[Start of Data shown]
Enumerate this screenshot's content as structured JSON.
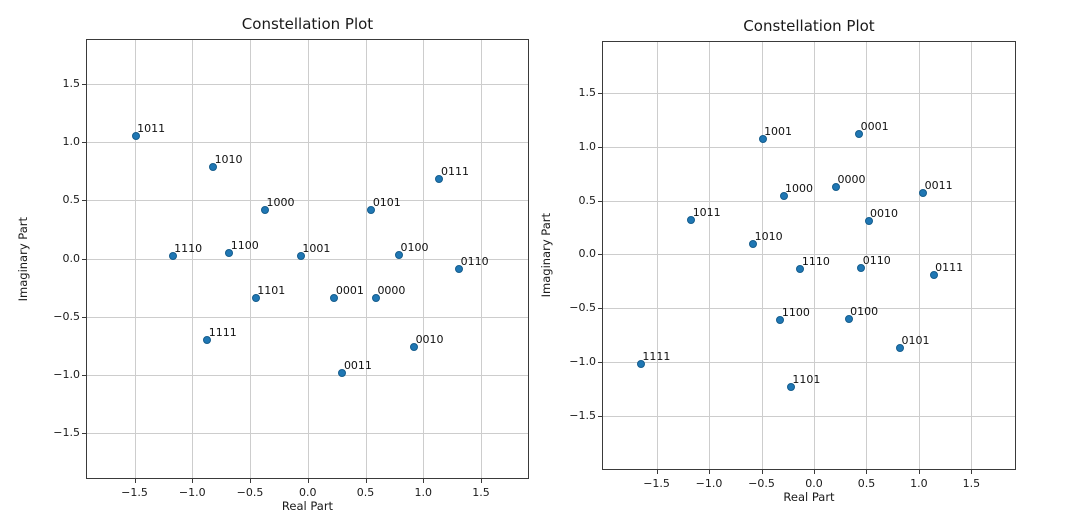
{
  "figure": {
    "background": "#ffffff",
    "marker_color": "#1f77b4",
    "marker_edge_color": "#155d8d",
    "grid_color": "#cdcdcd"
  },
  "chart_data": [
    {
      "type": "scatter",
      "title": "Constellation Plot",
      "xlabel": "Real Part",
      "ylabel": "Imaginary Part",
      "xlim": [
        -1.92,
        1.915
      ],
      "ylim": [
        -1.893,
        1.887
      ],
      "grid": true,
      "legend_position": "none",
      "xticks": [
        -1.5,
        -1.0,
        -0.5,
        0.0,
        0.5,
        1.0,
        1.5
      ],
      "xtick_labels": [
        "−1.5",
        "−1.0",
        "−0.5",
        "0.0",
        "0.5",
        "1.0",
        "1.5"
      ],
      "yticks": [
        -1.5,
        -1.0,
        -0.5,
        0.0,
        0.5,
        1.0,
        1.5
      ],
      "ytick_labels": [
        "−1.5",
        "−1.0",
        "−0.5",
        "0.0",
        "0.5",
        "1.0",
        "1.5"
      ],
      "points": [
        {
          "label": "0000",
          "x": 0.59,
          "y": -0.34
        },
        {
          "label": "0001",
          "x": 0.23,
          "y": -0.34
        },
        {
          "label": "0010",
          "x": 0.92,
          "y": -0.76
        },
        {
          "label": "0011",
          "x": 0.3,
          "y": -0.98
        },
        {
          "label": "0100",
          "x": 0.79,
          "y": 0.03
        },
        {
          "label": "0101",
          "x": 0.55,
          "y": 0.42
        },
        {
          "label": "0110",
          "x": 1.31,
          "y": -0.09
        },
        {
          "label": "0111",
          "x": 1.14,
          "y": 0.68
        },
        {
          "label": "1000",
          "x": -0.37,
          "y": 0.42
        },
        {
          "label": "1001",
          "x": -0.06,
          "y": 0.02
        },
        {
          "label": "1010",
          "x": -0.82,
          "y": 0.79
        },
        {
          "label": "1011",
          "x": -1.49,
          "y": 1.05
        },
        {
          "label": "1100",
          "x": -0.68,
          "y": 0.05
        },
        {
          "label": "1101",
          "x": -0.45,
          "y": -0.34
        },
        {
          "label": "1110",
          "x": -1.17,
          "y": 0.02
        },
        {
          "label": "1111",
          "x": -0.87,
          "y": -0.7
        }
      ]
    },
    {
      "type": "scatter",
      "title": "Constellation Plot",
      "xlabel": "Real Part",
      "ylabel": "Imaginary Part",
      "xlim": [
        -2.02,
        1.925
      ],
      "ylim": [
        -2.005,
        1.985
      ],
      "grid": true,
      "legend_position": "none",
      "xticks": [
        -1.5,
        -1.0,
        -0.5,
        0.0,
        0.5,
        1.0,
        1.5
      ],
      "xtick_labels": [
        "−1.5",
        "−1.0",
        "−0.5",
        "0.0",
        "0.5",
        "1.0",
        "1.5"
      ],
      "yticks": [
        -1.5,
        -1.0,
        -0.5,
        0.0,
        0.5,
        1.0,
        1.5
      ],
      "ytick_labels": [
        "−1.5",
        "−1.0",
        "−0.5",
        "0.0",
        "0.5",
        "1.0",
        "1.5"
      ],
      "points": [
        {
          "label": "0000",
          "x": 0.21,
          "y": 0.63
        },
        {
          "label": "0001",
          "x": 0.43,
          "y": 1.12
        },
        {
          "label": "0010",
          "x": 0.52,
          "y": 0.31
        },
        {
          "label": "0011",
          "x": 1.04,
          "y": 0.57
        },
        {
          "label": "0100",
          "x": 0.33,
          "y": -0.6
        },
        {
          "label": "0101",
          "x": 0.82,
          "y": -0.87
        },
        {
          "label": "0110",
          "x": 0.45,
          "y": -0.13
        },
        {
          "label": "0111",
          "x": 1.14,
          "y": -0.19
        },
        {
          "label": "1000",
          "x": -0.29,
          "y": 0.54
        },
        {
          "label": "1001",
          "x": -0.49,
          "y": 1.07
        },
        {
          "label": "1010",
          "x": -0.58,
          "y": 0.1
        },
        {
          "label": "1011",
          "x": -1.17,
          "y": 0.32
        },
        {
          "label": "1100",
          "x": -0.32,
          "y": -0.61
        },
        {
          "label": "1101",
          "x": -0.22,
          "y": -1.23
        },
        {
          "label": "1110",
          "x": -0.13,
          "y": -0.14
        },
        {
          "label": "1111",
          "x": -1.65,
          "y": -1.02
        }
      ]
    }
  ]
}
[End of Data shown]
▸ **Aim of the exercise**: Leave the pictures out and write out every entry exactly as given.

▸ **Output of the exercise**:
Enumerate this screenshot's content as structured JSON.
{
  "figure": {
    "background": "#ffffff",
    "marker_color": "#1f77b4",
    "marker_edge_color": "#155d8d",
    "grid_color": "#cdcdcd"
  },
  "chart_data": [
    {
      "type": "scatter",
      "title": "Constellation Plot",
      "xlabel": "Real Part",
      "ylabel": "Imaginary Part",
      "xlim": [
        -1.92,
        1.915
      ],
      "ylim": [
        -1.893,
        1.887
      ],
      "grid": true,
      "legend_position": "none",
      "xticks": [
        -1.5,
        -1.0,
        -0.5,
        0.0,
        0.5,
        1.0,
        1.5
      ],
      "xtick_labels": [
        "−1.5",
        "−1.0",
        "−0.5",
        "0.0",
        "0.5",
        "1.0",
        "1.5"
      ],
      "yticks": [
        -1.5,
        -1.0,
        -0.5,
        0.0,
        0.5,
        1.0,
        1.5
      ],
      "ytick_labels": [
        "−1.5",
        "−1.0",
        "−0.5",
        "0.0",
        "0.5",
        "1.0",
        "1.5"
      ],
      "points": [
        {
          "label": "0000",
          "x": 0.59,
          "y": -0.34
        },
        {
          "label": "0001",
          "x": 0.23,
          "y": -0.34
        },
        {
          "label": "0010",
          "x": 0.92,
          "y": -0.76
        },
        {
          "label": "0011",
          "x": 0.3,
          "y": -0.98
        },
        {
          "label": "0100",
          "x": 0.79,
          "y": 0.03
        },
        {
          "label": "0101",
          "x": 0.55,
          "y": 0.42
        },
        {
          "label": "0110",
          "x": 1.31,
          "y": -0.09
        },
        {
          "label": "0111",
          "x": 1.14,
          "y": 0.68
        },
        {
          "label": "1000",
          "x": -0.37,
          "y": 0.42
        },
        {
          "label": "1001",
          "x": -0.06,
          "y": 0.02
        },
        {
          "label": "1010",
          "x": -0.82,
          "y": 0.79
        },
        {
          "label": "1011",
          "x": -1.49,
          "y": 1.05
        },
        {
          "label": "1100",
          "x": -0.68,
          "y": 0.05
        },
        {
          "label": "1101",
          "x": -0.45,
          "y": -0.34
        },
        {
          "label": "1110",
          "x": -1.17,
          "y": 0.02
        },
        {
          "label": "1111",
          "x": -0.87,
          "y": -0.7
        }
      ]
    },
    {
      "type": "scatter",
      "title": "Constellation Plot",
      "xlabel": "Real Part",
      "ylabel": "Imaginary Part",
      "xlim": [
        -2.02,
        1.925
      ],
      "ylim": [
        -2.005,
        1.985
      ],
      "grid": true,
      "legend_position": "none",
      "xticks": [
        -1.5,
        -1.0,
        -0.5,
        0.0,
        0.5,
        1.0,
        1.5
      ],
      "xtick_labels": [
        "−1.5",
        "−1.0",
        "−0.5",
        "0.0",
        "0.5",
        "1.0",
        "1.5"
      ],
      "yticks": [
        -1.5,
        -1.0,
        -0.5,
        0.0,
        0.5,
        1.0,
        1.5
      ],
      "ytick_labels": [
        "−1.5",
        "−1.0",
        "−0.5",
        "0.0",
        "0.5",
        "1.0",
        "1.5"
      ],
      "points": [
        {
          "label": "0000",
          "x": 0.21,
          "y": 0.63
        },
        {
          "label": "0001",
          "x": 0.43,
          "y": 1.12
        },
        {
          "label": "0010",
          "x": 0.52,
          "y": 0.31
        },
        {
          "label": "0011",
          "x": 1.04,
          "y": 0.57
        },
        {
          "label": "0100",
          "x": 0.33,
          "y": -0.6
        },
        {
          "label": "0101",
          "x": 0.82,
          "y": -0.87
        },
        {
          "label": "0110",
          "x": 0.45,
          "y": -0.13
        },
        {
          "label": "0111",
          "x": 1.14,
          "y": -0.19
        },
        {
          "label": "1000",
          "x": -0.29,
          "y": 0.54
        },
        {
          "label": "1001",
          "x": -0.49,
          "y": 1.07
        },
        {
          "label": "1010",
          "x": -0.58,
          "y": 0.1
        },
        {
          "label": "1011",
          "x": -1.17,
          "y": 0.32
        },
        {
          "label": "1100",
          "x": -0.32,
          "y": -0.61
        },
        {
          "label": "1101",
          "x": -0.22,
          "y": -1.23
        },
        {
          "label": "1110",
          "x": -0.13,
          "y": -0.14
        },
        {
          "label": "1111",
          "x": -1.65,
          "y": -1.02
        }
      ]
    }
  ]
}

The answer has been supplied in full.